◆ **Exercise instructions**: Your task is to repeat the entries underneath exactly, minus the pictures.

◆ **Input rows**:
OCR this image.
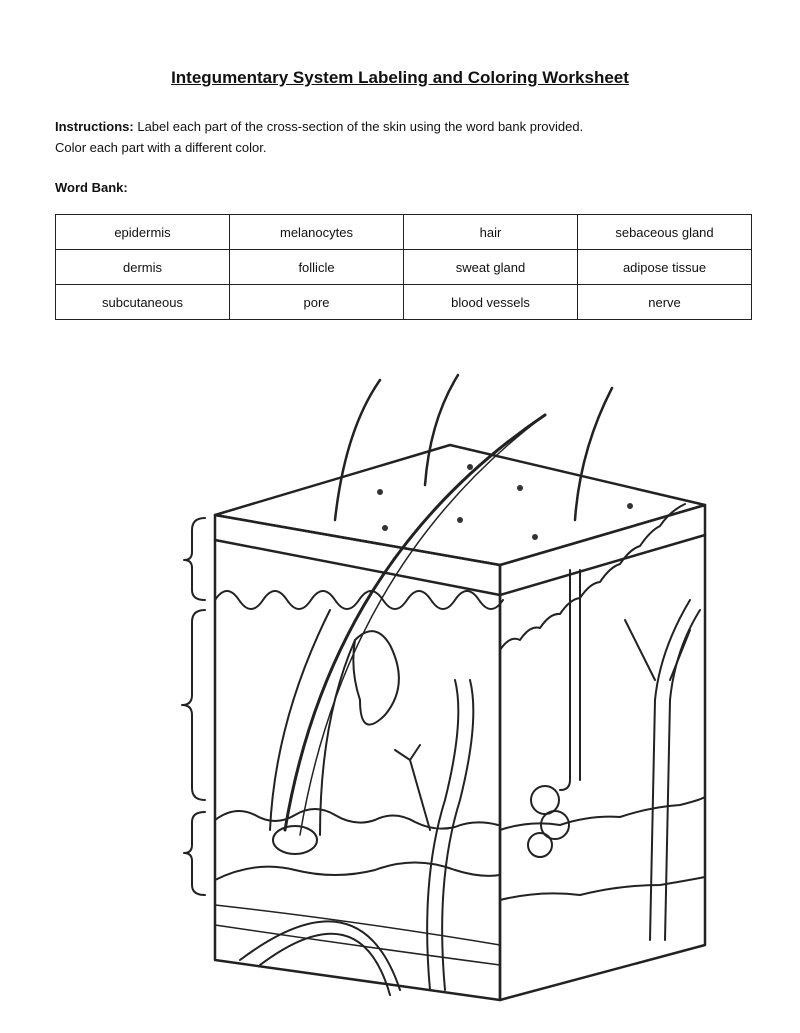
Integumentary System Labeling and Coloring Worksheet
Instructions: Label each part of the cross-section of the skin using the word bank provided.
Color each part with a different color.
Word Bank:
epidermis	melanocytes	hair	sebaceous gland
dermis	follicle	sweat gland	adipose tissue
subcutaneous	pore	blood vessels	nerve
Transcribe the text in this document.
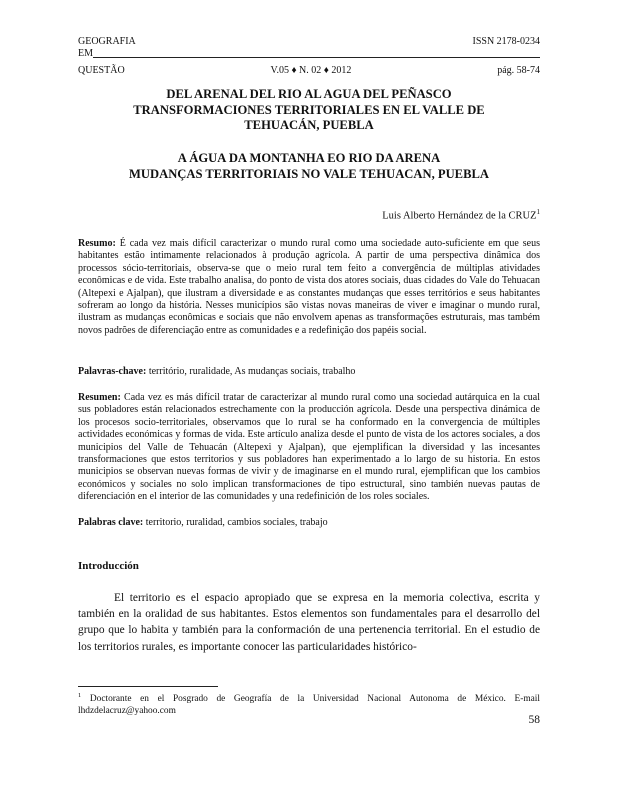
GEOGRAFIA	ISSN 2178-0234
EM
QUESTÃO	V.05 ♦ N. 02 ♦ 2012	pág. 58-74
DEL ARENAL DEL RIO AL AGUA DEL PEÑASCO
TRANSFORMACIONES TERRITORIALES EN EL VALLE DE
TEHUACÁN, PUEBLA
A ÁGUA DA MONTANHA EO RIO DA ARENA
MUDANÇAS TERRITORIAIS NO VALE TEHUACAN, PUEBLA
Luis Alberto Hernández de la CRUZ$^1$

Resumo: É cada vez mais difícil caracterizar o mundo rural como uma sociedade auto-suficiente em que seus habitantes estão intimamente relacionados à produção agrícola. A partir de uma perspectiva dinâmica dos processos sócio-territoriais, observa-se que o meio rural tem feito a convergência de múltiplas atividades econômicas e de vida. Este trabalho analisa, do ponto de vista dos atores sociais, duas cidades do Vale do Tehuacan (Altepexi e Ajalpan), que ilustram a diversidade e as constantes mudanças que esses territórios e seus habitantes sofreram ao longo da história. Nesses municípios são vistas novas maneiras de viver e imaginar o mundo rural, ilustram as mudanças econômicas e sociais que não envolvem apenas as transformações estruturais, mas também novos padrões de diferenciação entre as comunidades e a redefinição dos papéis social.

Palavras-chave: território, ruralidade, As mudanças sociais, trabalho

Resumen: Cada vez es más difícil tratar de caracterizar al mundo rural como una sociedad autárquica en la cual sus pobladores están relacionados estrechamente con la producción agrícola. Desde una perspectiva dinámica de los procesos socio-territoriales, observamos que lo rural se ha conformado en la convergencia de múltiples actividades económicas y formas de vida. Este artículo analiza desde el punto de vista de los actores sociales, a dos municipios del Valle de Tehuacán (Altepexi y Ajalpan), que ejemplifican la diversidad y las incesantes transformaciones que estos territorios y sus pobladores han experimentado a lo largo de su historia. En estos municipios se observan nuevas formas de vivir y de imaginarse en el mundo rural, ejemplifican que los cambios económicos y sociales no solo implican transformaciones de tipo estructural, sino también nuevas pautas de diferenciación en el interior de las comunidades y una redefinición de los roles sociales.

Palabras clave: territorio, ruralidad, cambios sociales, trabajo

Introducción

El territorio es el espacio apropiado que se expresa en la memoria colectiva, escrita y también en la oralidad de sus habitantes. Estos elementos son fundamentales para el desarrollo del grupo que lo habita y también para la conformación de una pertenencia territorial. En el estudio de los territorios rurales, es importante conocer las particularidades histórico-

$^1$ Doctorante en el Posgrado de Geografía de la Universidad Nacional Autonoma de México. E-mail lhdzdelacruz@yahoo.com

58
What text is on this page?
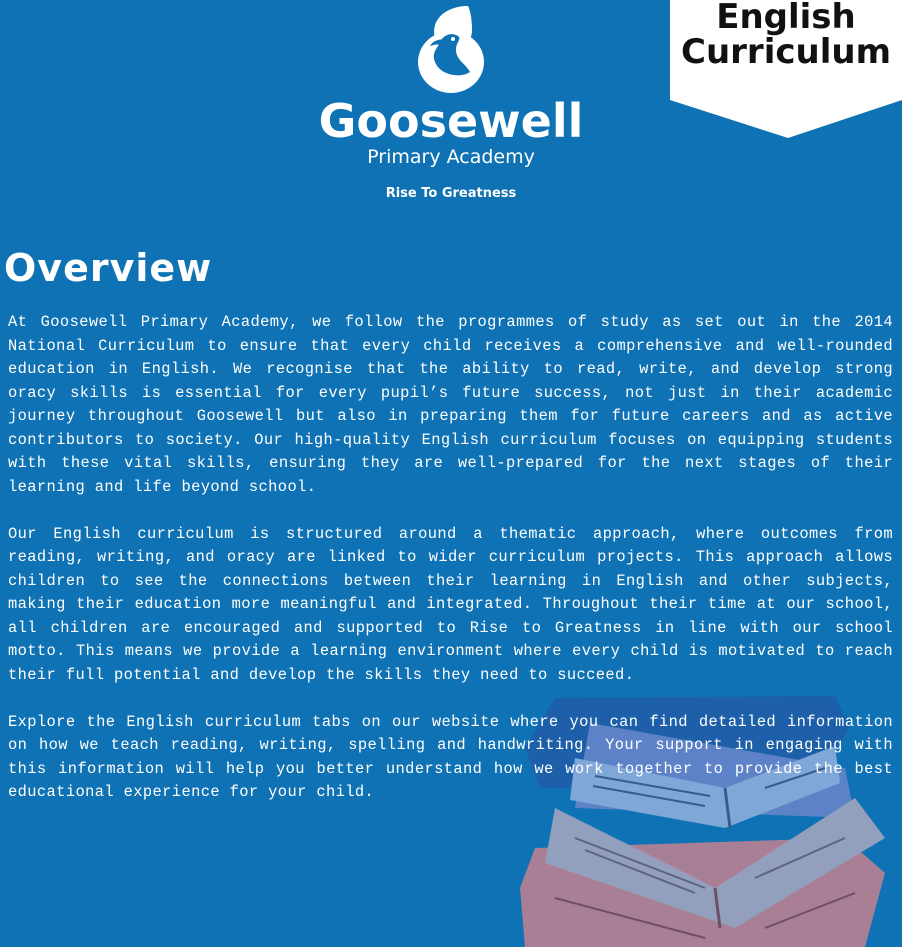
Goosewell
Primary Academy
Rise To Greatness
English
Curriculum
Overview

At Goosewell Primary Academy, we follow the programmes of study as set out in the 2014 National Curriculum to ensure that every child receives a comprehensive and well-rounded education in English. We recognise that the ability to read, write, and develop strong oracy skills is essential for every pupil’s future success, not just in their academic journey throughout Goosewell but also in preparing them for future careers and as active contributors to society. Our high-quality English curriculum focuses on equipping students with these vital skills, ensuring they are well-prepared for the next stages of their learning and life beyond school.

Our English curriculum is structured around a thematic approach, where outcomes from reading, writing, and oracy are linked to wider curriculum projects. This approach allows children to see the connections between their learning in English and other subjects, making their education more meaningful and integrated. Throughout their time at our school, all children are encouraged and supported to Rise to Greatness in line with our school motto. This means we provide a learning environment where every child is motivated to reach their full potential and develop the skills they need to succeed.

Explore the English curriculum tabs on our website where you can find detailed information on how we teach reading, writing, spelling and handwriting. Your support in engaging with this information will help you better understand how we work together to provide the best educational experience for your child.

◆ **Finished exercise**:
OCR this image.
Integumentary System Labeling and Coloring Worksheet
Instructions: Label each part of the cross-section of the skin using the word bank provided.
Color each part with a different color.
Word Bank:
epidermis	melanocytes	hair	sebaceous gland
dermis	follicle	sweat gland	adipose tissue
subcutaneous	pore	blood vessels	nerve
Transcribe the text in this document.
GEOGRAFIA	ISSN 2178-0234
EM
QUESTÃO	V.05 ♦ N. 02 ♦ 2012	pág. 58-74
DEL ARENAL DEL RIO AL AGUA DEL PEÑASCO
TRANSFORMACIONES TERRITORIALES EN EL VALLE DE
TEHUACÁN, PUEBLA
A ÁGUA DA MONTANHA EO RIO DA ARENA
MUDANÇAS TERRITORIAIS NO VALE TEHUACAN, PUEBLA
Luis Alberto Hernández de la CRUZ$^1$

Resumo: É cada vez mais difícil caracterizar o mundo rural como uma sociedade auto-suficiente em que seus habitantes estão intimamente relacionados à produção agrícola. A partir de uma perspectiva dinâmica dos processos sócio-territoriais, observa-se que o meio rural tem feito a convergência de múltiplas atividades econômicas e de vida. Este trabalho analisa, do ponto de vista dos atores sociais, duas cidades do Vale do Tehuacan (Altepexi e Ajalpan), que ilustram a diversidade e as constantes mudanças que esses territórios e seus habitantes sofreram ao longo da história. Nesses municípios são vistas novas maneiras de viver e imaginar o mundo rural, ilustram as mudanças econômicas e sociais que não envolvem apenas as transformações estruturais, mas também novos padrões de diferenciação entre as comunidades e a redefinição dos papéis social.

Palavras-chave: território, ruralidade, As mudanças sociais, trabalho

Resumen: Cada vez es más difícil tratar de caracterizar al mundo rural como una sociedad autárquica en la cual sus pobladores están relacionados estrechamente con la producción agrícola. Desde una perspectiva dinámica de los procesos socio-territoriales, observamos que lo rural se ha conformado en la convergencia de múltiples actividades económicas y formas de vida. Este artículo analiza desde el punto de vista de los actores sociales, a dos municipios del Valle de Tehuacán (Altepexi y Ajalpan), que ejemplifican la diversidad y las incesantes transformaciones que estos territorios y sus pobladores han experimentado a lo largo de su historia. En estos municipios se observan nuevas formas de vivir y de imaginarse en el mundo rural, ejemplifican que los cambios económicos y sociales no solo implican transformaciones de tipo estructural, sino también nuevas pautas de diferenciación en el interior de las comunidades y una redefinición de los roles sociales.

Palabras clave: territorio, ruralidad, cambios sociales, trabajo

Introducción

El territorio es el espacio apropiado que se expresa en la memoria colectiva, escrita y también en la oralidad de sus habitantes. Estos elementos son fundamentales para el desarrollo del grupo que lo habita y también para la conformación de una pertenencia territorial. En el estudio de los territorios rurales, es importante conocer las particularidades histórico-

$^1$ Doctorante en el Posgrado de Geografía de la Universidad Nacional Autonoma de México. E-mail lhdzdelacruz@yahoo.com

58
What text is on this page?
Goosewell
Primary Academy
Rise To Greatness
English
Curriculum
Overview

At Goosewell Primary Academy, we follow the programmes of study as set out in the 2014 National Curriculum to ensure that every child receives a comprehensive and well-rounded education in English. We recognise that the ability to read, write, and develop strong oracy skills is essential for every pupil’s future success, not just in their academic journey throughout Goosewell but also in preparing them for future careers and as active contributors to society. Our high-quality English curriculum focuses on equipping students with these vital skills, ensuring they are well-prepared for the next stages of their learning and life beyond school.

Our English curriculum is structured around a thematic approach, where outcomes from reading, writing, and oracy are linked to wider curriculum projects. This approach allows children to see the connections between their learning in English and other subjects, making their education more meaningful and integrated. Throughout their time at our school, all children are encouraged and supported to Rise to Greatness in line with our school motto. This means we provide a learning environment where every child is motivated to reach their full potential and develop the skills they need to succeed.

Explore the English curriculum tabs on our website where you can find detailed information on how we teach reading, writing, spelling and handwriting. Your support in engaging with this information will help you better understand how we work together to provide the best educational experience for your child.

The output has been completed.